──────── Task inputs

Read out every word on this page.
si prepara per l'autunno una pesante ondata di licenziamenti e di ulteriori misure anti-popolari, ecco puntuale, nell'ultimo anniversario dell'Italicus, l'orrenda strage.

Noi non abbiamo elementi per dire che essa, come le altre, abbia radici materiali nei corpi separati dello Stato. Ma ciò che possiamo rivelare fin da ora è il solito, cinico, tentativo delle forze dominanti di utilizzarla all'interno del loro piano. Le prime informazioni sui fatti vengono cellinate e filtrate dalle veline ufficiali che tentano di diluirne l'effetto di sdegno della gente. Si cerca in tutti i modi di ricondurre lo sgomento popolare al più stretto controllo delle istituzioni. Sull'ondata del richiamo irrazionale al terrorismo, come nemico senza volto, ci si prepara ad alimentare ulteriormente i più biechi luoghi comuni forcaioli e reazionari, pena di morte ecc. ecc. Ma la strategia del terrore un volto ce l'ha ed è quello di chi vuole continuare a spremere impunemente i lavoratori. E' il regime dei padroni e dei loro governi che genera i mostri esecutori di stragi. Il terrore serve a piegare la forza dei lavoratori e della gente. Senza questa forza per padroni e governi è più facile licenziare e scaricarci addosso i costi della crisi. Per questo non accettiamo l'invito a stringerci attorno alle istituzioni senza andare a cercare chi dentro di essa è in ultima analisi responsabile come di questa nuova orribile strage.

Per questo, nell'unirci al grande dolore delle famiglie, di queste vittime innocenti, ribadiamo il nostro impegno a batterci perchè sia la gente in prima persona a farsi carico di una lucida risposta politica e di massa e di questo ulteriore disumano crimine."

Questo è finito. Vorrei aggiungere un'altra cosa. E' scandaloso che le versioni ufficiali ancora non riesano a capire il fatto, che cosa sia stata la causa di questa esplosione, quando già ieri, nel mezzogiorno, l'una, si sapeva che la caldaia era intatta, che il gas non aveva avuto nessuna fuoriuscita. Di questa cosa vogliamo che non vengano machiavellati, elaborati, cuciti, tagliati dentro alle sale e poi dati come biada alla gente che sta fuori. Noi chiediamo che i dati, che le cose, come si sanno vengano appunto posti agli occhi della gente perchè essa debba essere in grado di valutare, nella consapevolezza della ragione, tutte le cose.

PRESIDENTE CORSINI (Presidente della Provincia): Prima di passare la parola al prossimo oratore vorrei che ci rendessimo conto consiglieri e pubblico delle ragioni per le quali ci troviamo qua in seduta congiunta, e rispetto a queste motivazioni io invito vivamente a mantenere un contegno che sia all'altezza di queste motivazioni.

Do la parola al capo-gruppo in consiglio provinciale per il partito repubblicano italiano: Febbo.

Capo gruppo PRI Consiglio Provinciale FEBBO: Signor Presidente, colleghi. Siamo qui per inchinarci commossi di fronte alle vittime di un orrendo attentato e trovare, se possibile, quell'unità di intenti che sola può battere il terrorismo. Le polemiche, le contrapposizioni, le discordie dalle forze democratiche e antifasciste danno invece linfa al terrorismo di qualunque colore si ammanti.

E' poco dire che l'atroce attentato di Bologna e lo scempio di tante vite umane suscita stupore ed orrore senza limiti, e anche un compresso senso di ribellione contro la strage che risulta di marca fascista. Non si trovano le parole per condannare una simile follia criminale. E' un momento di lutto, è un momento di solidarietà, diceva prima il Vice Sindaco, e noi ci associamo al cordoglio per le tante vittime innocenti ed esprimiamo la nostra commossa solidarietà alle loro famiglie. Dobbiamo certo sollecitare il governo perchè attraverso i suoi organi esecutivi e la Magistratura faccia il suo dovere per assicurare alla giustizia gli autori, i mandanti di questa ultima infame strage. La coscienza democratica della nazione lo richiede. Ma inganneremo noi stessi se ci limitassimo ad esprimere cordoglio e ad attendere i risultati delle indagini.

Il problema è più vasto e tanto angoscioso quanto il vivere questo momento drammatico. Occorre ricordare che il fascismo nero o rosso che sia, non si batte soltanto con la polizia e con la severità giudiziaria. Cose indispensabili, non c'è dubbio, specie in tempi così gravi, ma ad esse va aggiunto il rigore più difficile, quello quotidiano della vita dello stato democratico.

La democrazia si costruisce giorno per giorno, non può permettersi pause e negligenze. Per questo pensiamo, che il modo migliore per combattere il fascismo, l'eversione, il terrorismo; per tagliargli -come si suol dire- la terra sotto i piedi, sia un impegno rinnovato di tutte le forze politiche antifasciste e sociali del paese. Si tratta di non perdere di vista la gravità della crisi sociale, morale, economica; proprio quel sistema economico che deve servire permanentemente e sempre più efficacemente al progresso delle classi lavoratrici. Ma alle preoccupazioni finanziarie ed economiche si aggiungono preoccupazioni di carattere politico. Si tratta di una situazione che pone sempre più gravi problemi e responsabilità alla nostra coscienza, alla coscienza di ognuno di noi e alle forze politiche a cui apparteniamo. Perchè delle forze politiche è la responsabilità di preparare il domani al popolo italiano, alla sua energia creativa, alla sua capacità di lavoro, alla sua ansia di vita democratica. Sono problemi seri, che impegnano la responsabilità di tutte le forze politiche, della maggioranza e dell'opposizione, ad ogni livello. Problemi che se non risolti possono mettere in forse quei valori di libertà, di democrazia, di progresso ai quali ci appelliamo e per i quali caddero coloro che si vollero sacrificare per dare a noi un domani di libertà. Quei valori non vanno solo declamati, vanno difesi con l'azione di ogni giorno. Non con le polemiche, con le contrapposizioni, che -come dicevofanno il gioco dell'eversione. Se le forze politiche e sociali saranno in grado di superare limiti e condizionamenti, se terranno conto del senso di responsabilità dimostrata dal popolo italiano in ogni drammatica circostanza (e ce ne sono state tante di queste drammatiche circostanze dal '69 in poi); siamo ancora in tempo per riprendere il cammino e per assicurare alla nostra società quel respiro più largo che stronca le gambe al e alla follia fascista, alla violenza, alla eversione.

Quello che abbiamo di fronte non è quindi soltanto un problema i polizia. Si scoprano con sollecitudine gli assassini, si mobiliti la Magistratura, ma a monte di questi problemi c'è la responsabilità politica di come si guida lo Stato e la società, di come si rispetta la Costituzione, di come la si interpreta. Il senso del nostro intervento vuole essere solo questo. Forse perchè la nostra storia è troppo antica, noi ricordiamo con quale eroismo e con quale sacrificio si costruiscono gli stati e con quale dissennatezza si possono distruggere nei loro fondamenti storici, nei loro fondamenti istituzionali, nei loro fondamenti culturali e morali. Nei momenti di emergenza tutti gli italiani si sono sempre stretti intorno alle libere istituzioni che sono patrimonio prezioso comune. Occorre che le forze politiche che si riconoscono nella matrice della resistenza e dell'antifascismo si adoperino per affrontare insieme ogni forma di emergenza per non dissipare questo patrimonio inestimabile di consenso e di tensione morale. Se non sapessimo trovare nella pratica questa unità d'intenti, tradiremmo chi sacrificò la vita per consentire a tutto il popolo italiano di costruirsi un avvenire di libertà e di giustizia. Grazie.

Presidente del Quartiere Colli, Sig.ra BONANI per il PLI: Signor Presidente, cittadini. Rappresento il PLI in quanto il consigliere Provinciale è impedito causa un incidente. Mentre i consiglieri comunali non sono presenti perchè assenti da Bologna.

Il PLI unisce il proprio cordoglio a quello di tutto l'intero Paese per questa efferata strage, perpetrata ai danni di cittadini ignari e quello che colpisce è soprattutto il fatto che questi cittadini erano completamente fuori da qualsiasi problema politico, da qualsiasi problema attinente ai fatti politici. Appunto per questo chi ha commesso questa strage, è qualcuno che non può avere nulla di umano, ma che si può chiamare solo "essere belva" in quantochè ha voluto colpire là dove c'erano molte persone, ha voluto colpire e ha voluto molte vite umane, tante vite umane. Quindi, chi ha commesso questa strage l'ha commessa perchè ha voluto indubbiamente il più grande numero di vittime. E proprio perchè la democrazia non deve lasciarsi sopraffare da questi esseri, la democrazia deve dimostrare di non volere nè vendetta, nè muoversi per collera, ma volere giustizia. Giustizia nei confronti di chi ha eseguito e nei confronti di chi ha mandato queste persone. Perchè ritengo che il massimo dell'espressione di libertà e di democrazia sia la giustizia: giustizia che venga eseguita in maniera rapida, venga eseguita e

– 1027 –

────────────────

■ **What to produce**:
Select and copy every line of the material that holds the string "parola".

■ **Result for this task**:
PRESIDENTE CORSINI (Presidente della Provincia): Prima di passare la parola al prossimo oratore vorrei che ci rendessimo conto consiglieri e pubblico delle ragioni per le quali ci troviamo qua in seduta congiunta, e rispetto a queste motivazioni io invito vivamente a mantenere un contegno che sia all'altezza di queste motivazioni.
Do la parola al capo-gruppo in consiglio provinciale per il partito repubblicano italiano: Febbo.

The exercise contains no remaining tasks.